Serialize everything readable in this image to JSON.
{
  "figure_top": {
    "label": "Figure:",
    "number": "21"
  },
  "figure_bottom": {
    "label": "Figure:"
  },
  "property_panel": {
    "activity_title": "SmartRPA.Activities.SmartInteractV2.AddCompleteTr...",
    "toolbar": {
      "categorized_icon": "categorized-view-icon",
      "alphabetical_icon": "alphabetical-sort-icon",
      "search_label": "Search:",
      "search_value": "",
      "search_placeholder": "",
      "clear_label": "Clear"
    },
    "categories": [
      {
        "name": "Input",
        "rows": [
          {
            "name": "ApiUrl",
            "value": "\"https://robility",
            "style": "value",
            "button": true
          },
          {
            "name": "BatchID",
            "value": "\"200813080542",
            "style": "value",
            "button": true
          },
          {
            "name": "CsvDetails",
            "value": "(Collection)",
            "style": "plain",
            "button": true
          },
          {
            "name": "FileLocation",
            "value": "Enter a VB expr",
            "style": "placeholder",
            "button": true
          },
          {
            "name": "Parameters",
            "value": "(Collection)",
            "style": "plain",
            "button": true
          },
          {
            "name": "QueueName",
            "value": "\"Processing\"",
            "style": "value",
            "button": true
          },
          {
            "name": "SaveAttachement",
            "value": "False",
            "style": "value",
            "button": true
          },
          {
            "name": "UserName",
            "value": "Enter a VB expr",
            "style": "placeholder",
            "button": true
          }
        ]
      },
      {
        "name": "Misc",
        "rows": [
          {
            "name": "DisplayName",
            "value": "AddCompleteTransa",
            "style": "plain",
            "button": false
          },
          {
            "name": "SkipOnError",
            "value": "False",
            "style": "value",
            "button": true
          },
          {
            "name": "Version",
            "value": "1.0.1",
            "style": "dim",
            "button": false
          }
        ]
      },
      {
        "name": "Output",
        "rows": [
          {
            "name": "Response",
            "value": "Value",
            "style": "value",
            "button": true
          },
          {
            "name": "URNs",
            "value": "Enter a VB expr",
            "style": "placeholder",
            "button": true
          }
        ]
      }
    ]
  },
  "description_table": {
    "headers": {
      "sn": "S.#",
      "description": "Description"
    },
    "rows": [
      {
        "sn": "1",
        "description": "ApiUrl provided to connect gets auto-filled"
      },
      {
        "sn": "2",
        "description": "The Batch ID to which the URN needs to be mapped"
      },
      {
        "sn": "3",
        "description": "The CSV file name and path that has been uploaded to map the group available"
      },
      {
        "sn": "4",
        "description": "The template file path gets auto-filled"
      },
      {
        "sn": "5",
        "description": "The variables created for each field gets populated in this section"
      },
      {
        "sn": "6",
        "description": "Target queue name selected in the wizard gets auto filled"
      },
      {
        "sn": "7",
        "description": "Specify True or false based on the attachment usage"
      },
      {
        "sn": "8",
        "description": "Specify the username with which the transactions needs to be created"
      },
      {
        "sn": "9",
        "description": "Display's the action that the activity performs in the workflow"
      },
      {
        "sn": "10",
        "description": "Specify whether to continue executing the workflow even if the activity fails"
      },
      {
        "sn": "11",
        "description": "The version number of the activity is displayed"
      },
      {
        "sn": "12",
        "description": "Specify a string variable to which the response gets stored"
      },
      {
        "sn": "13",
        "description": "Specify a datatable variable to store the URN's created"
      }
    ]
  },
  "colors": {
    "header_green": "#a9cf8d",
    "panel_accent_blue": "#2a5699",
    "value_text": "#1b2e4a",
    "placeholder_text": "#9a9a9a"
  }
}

============

## PROBLEM TO WORK ON
Search the data above for lines holding "Specify" and copy each of them.

## CORRECT ANSWER
        "description": "Specify True or false based on the attachment usage"
        "description": "Specify the username with which the transactions needs to be created"
        "description": "Specify whether to continue executing the workflow even if the activity fails"
        "description": "Specify a string variable to which the response gets stored"
        "description": "Specify a datatable variable to store the URN's created"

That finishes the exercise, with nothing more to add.